Data records |
※ ※ ※

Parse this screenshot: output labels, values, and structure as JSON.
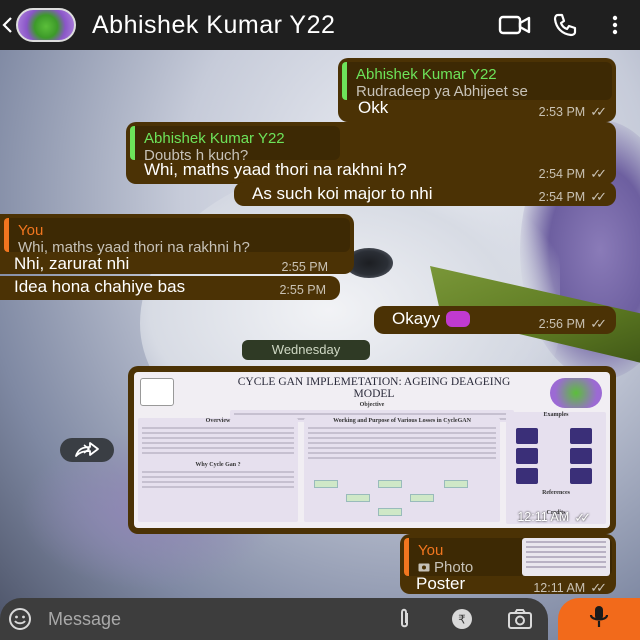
{
  "header": {
    "contact_name": "Abhishek Kumar Y22"
  },
  "messages": [
    {
      "quote_author": "Abhishek Kumar Y22",
      "quote_text": "Rudradeep ya Abhijeet se",
      "text": "Okk",
      "time": "2:53 PM"
    },
    {
      "quote_author": "Abhishek Kumar Y22",
      "quote_text": "Doubts h kuch?",
      "text": "Whi, maths yaad thori na rakhni h?",
      "time": "2:54 PM"
    },
    {
      "text": "As such koi major to nhi",
      "time": "2:54 PM"
    },
    {
      "quote_author": "You",
      "quote_text": "Whi, maths yaad thori na rakhni h?",
      "text": "Nhi, zarurat nhi",
      "time": "2:55 PM"
    },
    {
      "text": "Idea hona chahiye bas",
      "time": "2:55 PM"
    },
    {
      "text": "Okayy",
      "time": "2:56 PM"
    }
  ],
  "day_separator": "Wednesday",
  "poster_message": {
    "title": "CYCLE GAN IMPLEMETATION: AGEING DEAGEING MODEL",
    "sections": {
      "objective": "Objective",
      "overview": "Overview",
      "why": "Why Cycle Gan ?",
      "working": "Working and Purpose of Various Losses in CycleGAN",
      "examples": "Examples",
      "references": "References",
      "credits": "Credits"
    },
    "time": "12:11 AM"
  },
  "photo_reply": {
    "quote_author": "You",
    "quote_label": "Photo",
    "text": "Poster",
    "time": "12:11 AM"
  },
  "input": {
    "placeholder": "Message"
  },
  "icons": {
    "back": "back-arrow-icon",
    "video": "video-call-icon",
    "call": "phone-icon",
    "menu": "more-vert-icon",
    "emoji": "emoji-icon",
    "attach": "attach-icon",
    "rupee": "rupee-icon",
    "camera": "camera-icon",
    "mic": "mic-icon",
    "forward": "forward-icon",
    "hand_emoji": "pointing-hand-emoji"
  },
  "colors": {
    "header_bg": "#1f1f1f",
    "bubble_bg": "#4b3205",
    "quote_green": "#6de35a",
    "quote_orange": "#f2761f",
    "mic_bg": "#f26a1b"
  }
}
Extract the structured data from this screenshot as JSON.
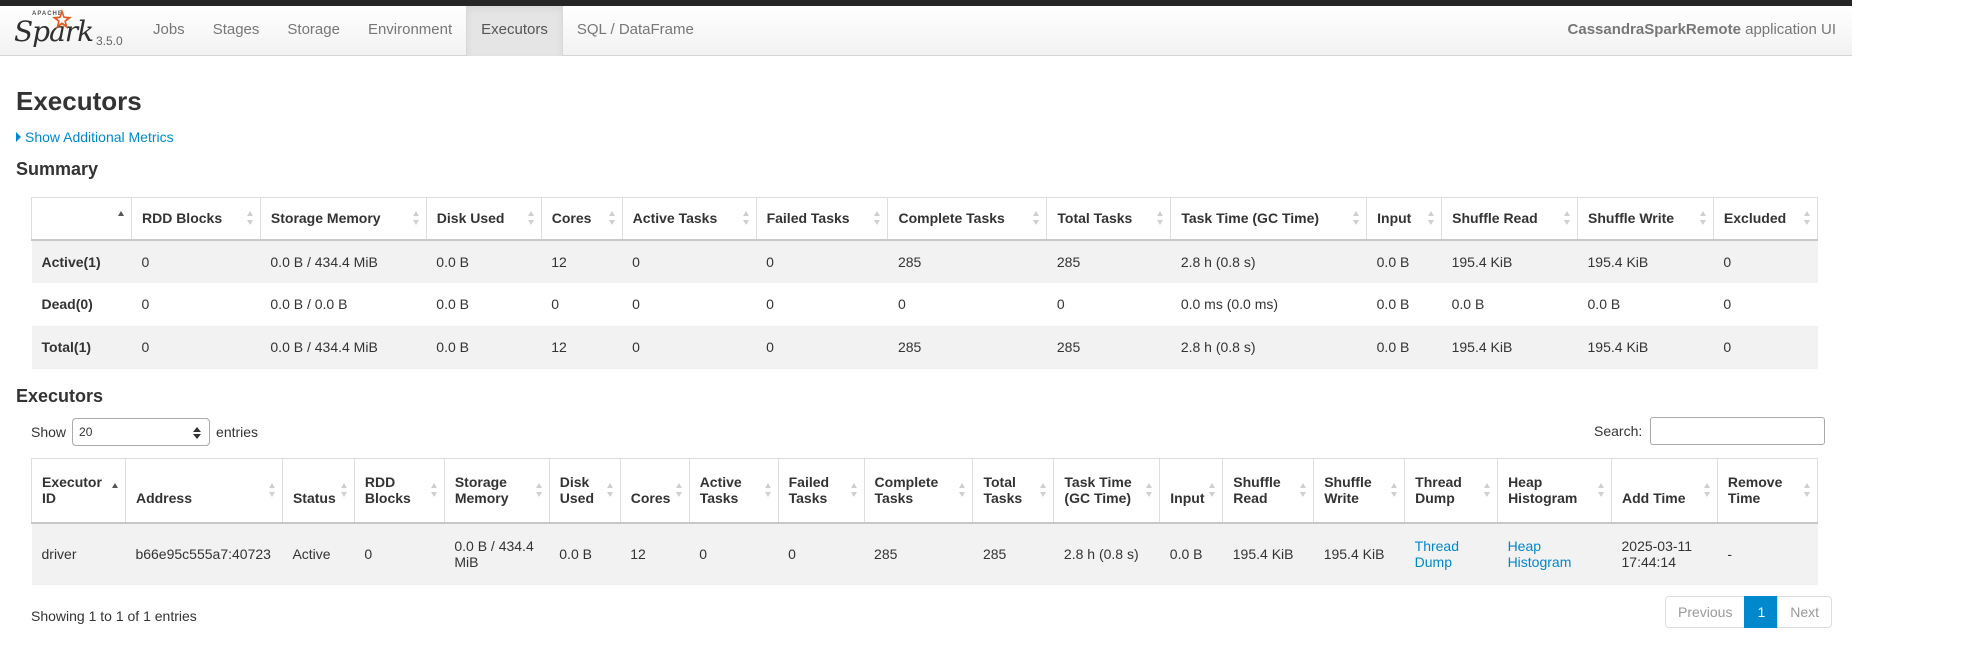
{
  "brand": {
    "apache": "APACHE",
    "name": "Spark",
    "version": "3.5.0"
  },
  "nav": {
    "items": [
      {
        "label": "Jobs",
        "active": false
      },
      {
        "label": "Stages",
        "active": false
      },
      {
        "label": "Storage",
        "active": false
      },
      {
        "label": "Environment",
        "active": false
      },
      {
        "label": "Executors",
        "active": true
      },
      {
        "label": "SQL / DataFrame",
        "active": false
      }
    ],
    "app_name": "CassandraSparkRemote",
    "app_suffix": " application UI"
  },
  "page": {
    "title": "Executors",
    "additional_metrics": "Show Additional Metrics",
    "summary_heading": "Summary",
    "executors_heading": "Executors"
  },
  "summary": {
    "columns": [
      "",
      "RDD Blocks",
      "Storage Memory",
      "Disk Used",
      "Cores",
      "Active Tasks",
      "Failed Tasks",
      "Complete Tasks",
      "Total Tasks",
      "Task Time (GC Time)",
      "Input",
      "Shuffle Read",
      "Shuffle Write",
      "Excluded"
    ],
    "rows": [
      [
        "Active(1)",
        "0",
        "0.0 B / 434.4 MiB",
        "0.0 B",
        "12",
        "0",
        "0",
        "285",
        "285",
        "2.8 h (0.8 s)",
        "0.0 B",
        "195.4 KiB",
        "195.4 KiB",
        "0"
      ],
      [
        "Dead(0)",
        "0",
        "0.0 B / 0.0 B",
        "0.0 B",
        "0",
        "0",
        "0",
        "0",
        "0",
        "0.0 ms (0.0 ms)",
        "0.0 B",
        "0.0 B",
        "0.0 B",
        "0"
      ],
      [
        "Total(1)",
        "0",
        "0.0 B / 434.4 MiB",
        "0.0 B",
        "12",
        "0",
        "0",
        "285",
        "285",
        "2.8 h (0.8 s)",
        "0.0 B",
        "195.4 KiB",
        "195.4 KiB",
        "0"
      ]
    ]
  },
  "executors": {
    "show_label": "Show",
    "entries_value": "20",
    "entries_label": "entries",
    "search_label": "Search:",
    "columns": [
      [
        "Executor",
        "ID"
      ],
      [
        "",
        "Address"
      ],
      [
        "",
        "Status"
      ],
      [
        "RDD",
        "Blocks"
      ],
      [
        "Storage",
        "Memory"
      ],
      [
        "Disk",
        "Used"
      ],
      [
        "",
        "Cores"
      ],
      [
        "Active",
        "Tasks"
      ],
      [
        "Failed",
        "Tasks"
      ],
      [
        "Complete",
        "Tasks"
      ],
      [
        "Total",
        "Tasks"
      ],
      [
        "Task Time",
        "(GC Time)"
      ],
      [
        "",
        "Input"
      ],
      [
        "Shuffle",
        "Read"
      ],
      [
        "Shuffle",
        "Write"
      ],
      [
        "Thread",
        "Dump"
      ],
      [
        "Heap",
        "Histogram"
      ],
      [
        "",
        "Add Time"
      ],
      [
        "Remove",
        "Time"
      ]
    ],
    "row": {
      "id": "driver",
      "address": "b66e95c555a7:40723",
      "status": "Active",
      "rdd_blocks": "0",
      "storage_memory_1": "0.0 B / 434.4",
      "storage_memory_2": "MiB",
      "disk_used": "0.0 B",
      "cores": "12",
      "active_tasks": "0",
      "failed_tasks": "0",
      "complete_tasks": "285",
      "total_tasks": "285",
      "task_time": "2.8 h (0.8 s)",
      "input": "0.0 B",
      "shuffle_read": "195.4 KiB",
      "shuffle_write": "195.4 KiB",
      "thread_dump_1": "Thread",
      "thread_dump_2": "Dump",
      "heap_hist_1": "Heap",
      "heap_hist_2": "Histogram",
      "add_time_1": "2025-03-11",
      "add_time_2": "17:44:14",
      "remove_time": "-"
    },
    "showing": "Showing 1 to 1 of 1 entries",
    "pager": {
      "previous": "Previous",
      "page": "1",
      "next": "Next"
    }
  }
}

※ ※ ※

Stated task |
Write out again every line above exactly as given; the pictures do not belong in the copy.

Written solution |
Parse this screenshot: output labels, values, and structure as JSON.
{
  "header": {
    "contact_name": "Abhishek Kumar Y22"
  },
  "messages": [
    {
      "quote_author": "Abhishek Kumar Y22",
      "quote_text": "Rudradeep ya Abhijeet se",
      "text": "Okk",
      "time": "2:53 PM"
    },
    {
      "quote_author": "Abhishek Kumar Y22",
      "quote_text": "Doubts h kuch?",
      "text": "Whi, maths yaad thori na rakhni h?",
      "time": "2:54 PM"
    },
    {
      "text": "As such koi major to nhi",
      "time": "2:54 PM"
    },
    {
      "quote_author": "You",
      "quote_text": "Whi, maths yaad thori na rakhni h?",
      "text": "Nhi, zarurat nhi",
      "time": "2:55 PM"
    },
    {
      "text": "Idea hona chahiye bas",
      "time": "2:55 PM"
    },
    {
      "text": "Okayy",
      "time": "2:56 PM"
    }
  ],
  "day_separator": "Wednesday",
  "poster_message": {
    "title": "CYCLE GAN IMPLEMETATION: AGEING DEAGEING MODEL",
    "sections": {
      "objective": "Objective",
      "overview": "Overview",
      "why": "Why Cycle Gan ?",
      "working": "Working and Purpose of Various Losses in CycleGAN",
      "examples": "Examples",
      "references": "References",
      "credits": "Credits"
    },
    "time": "12:11 AM"
  },
  "photo_reply": {
    "quote_author": "You",
    "quote_label": "Photo",
    "text": "Poster",
    "time": "12:11 AM"
  },
  "input": {
    "placeholder": "Message"
  },
  "icons": {
    "back": "back-arrow-icon",
    "video": "video-call-icon",
    "call": "phone-icon",
    "menu": "more-vert-icon",
    "emoji": "emoji-icon",
    "attach": "attach-icon",
    "rupee": "rupee-icon",
    "camera": "camera-icon",
    "mic": "mic-icon",
    "forward": "forward-icon",
    "hand_emoji": "pointing-hand-emoji"
  },
  "colors": {
    "header_bg": "#1f1f1f",
    "bubble_bg": "#4b3205",
    "quote_green": "#6de35a",
    "quote_orange": "#f2761f",
    "mic_bg": "#f26a1b"
  }
}
Extract the structured data from this screenshot as JSON.
{
  "brand": {
    "apache": "APACHE",
    "name": "Spark",
    "version": "3.5.0"
  },
  "nav": {
    "items": [
      {
        "label": "Jobs",
        "active": false
      },
      {
        "label": "Stages",
        "active": false
      },
      {
        "label": "Storage",
        "active": false
      },
      {
        "label": "Environment",
        "active": false
      },
      {
        "label": "Executors",
        "active": true
      },
      {
        "label": "SQL / DataFrame",
        "active": false
      }
    ],
    "app_name": "CassandraSparkRemote",
    "app_suffix": " application UI"
  },
  "page": {
    "title": "Executors",
    "additional_metrics": "Show Additional Metrics",
    "summary_heading": "Summary",
    "executors_heading": "Executors"
  },
  "summary": {
    "columns": [
      "",
      "RDD Blocks",
      "Storage Memory",
      "Disk Used",
      "Cores",
      "Active Tasks",
      "Failed Tasks",
      "Complete Tasks",
      "Total Tasks",
      "Task Time (GC Time)",
      "Input",
      "Shuffle Read",
      "Shuffle Write",
      "Excluded"
    ],
    "rows": [
      [
        "Active(1)",
        "0",
        "0.0 B / 434.4 MiB",
        "0.0 B",
        "12",
        "0",
        "0",
        "285",
        "285",
        "2.8 h (0.8 s)",
        "0.0 B",
        "195.4 KiB",
        "195.4 KiB",
        "0"
      ],
      [
        "Dead(0)",
        "0",
        "0.0 B / 0.0 B",
        "0.0 B",
        "0",
        "0",
        "0",
        "0",
        "0",
        "0.0 ms (0.0 ms)",
        "0.0 B",
        "0.0 B",
        "0.0 B",
        "0"
      ],
      [
        "Total(1)",
        "0",
        "0.0 B / 434.4 MiB",
        "0.0 B",
        "12",
        "0",
        "0",
        "285",
        "285",
        "2.8 h (0.8 s)",
        "0.0 B",
        "195.4 KiB",
        "195.4 KiB",
        "0"
      ]
    ]
  },
  "executors": {
    "show_label": "Show",
    "entries_value": "20",
    "entries_label": "entries",
    "search_label": "Search:",
    "columns": [
      [
        "Executor",
        "ID"
      ],
      [
        "",
        "Address"
      ],
      [
        "",
        "Status"
      ],
      [
        "RDD",
        "Blocks"
      ],
      [
        "Storage",
        "Memory"
      ],
      [
        "Disk",
        "Used"
      ],
      [
        "",
        "Cores"
      ],
      [
        "Active",
        "Tasks"
      ],
      [
        "Failed",
        "Tasks"
      ],
      [
        "Complete",
        "Tasks"
      ],
      [
        "Total",
        "Tasks"
      ],
      [
        "Task Time",
        "(GC Time)"
      ],
      [
        "",
        "Input"
      ],
      [
        "Shuffle",
        "Read"
      ],
      [
        "Shuffle",
        "Write"
      ],
      [
        "Thread",
        "Dump"
      ],
      [
        "Heap",
        "Histogram"
      ],
      [
        "",
        "Add Time"
      ],
      [
        "Remove",
        "Time"
      ]
    ],
    "row": {
      "id": "driver",
      "address": "b66e95c555a7:40723",
      "status": "Active",
      "rdd_blocks": "0",
      "storage_memory_1": "0.0 B / 434.4",
      "storage_memory_2": "MiB",
      "disk_used": "0.0 B",
      "cores": "12",
      "active_tasks": "0",
      "failed_tasks": "0",
      "complete_tasks": "285",
      "total_tasks": "285",
      "task_time": "2.8 h (0.8 s)",
      "input": "0.0 B",
      "shuffle_read": "195.4 KiB",
      "shuffle_write": "195.4 KiB",
      "thread_dump_1": "Thread",
      "thread_dump_2": "Dump",
      "heap_hist_1": "Heap",
      "heap_hist_2": "Histogram",
      "add_time_1": "2025-03-11",
      "add_time_2": "17:44:14",
      "remove_time": "-"
    },
    "showing": "Showing 1 to 1 of 1 entries",
    "pager": {
      "previous": "Previous",
      "page": "1",
      "next": "Next"
    }
  }
}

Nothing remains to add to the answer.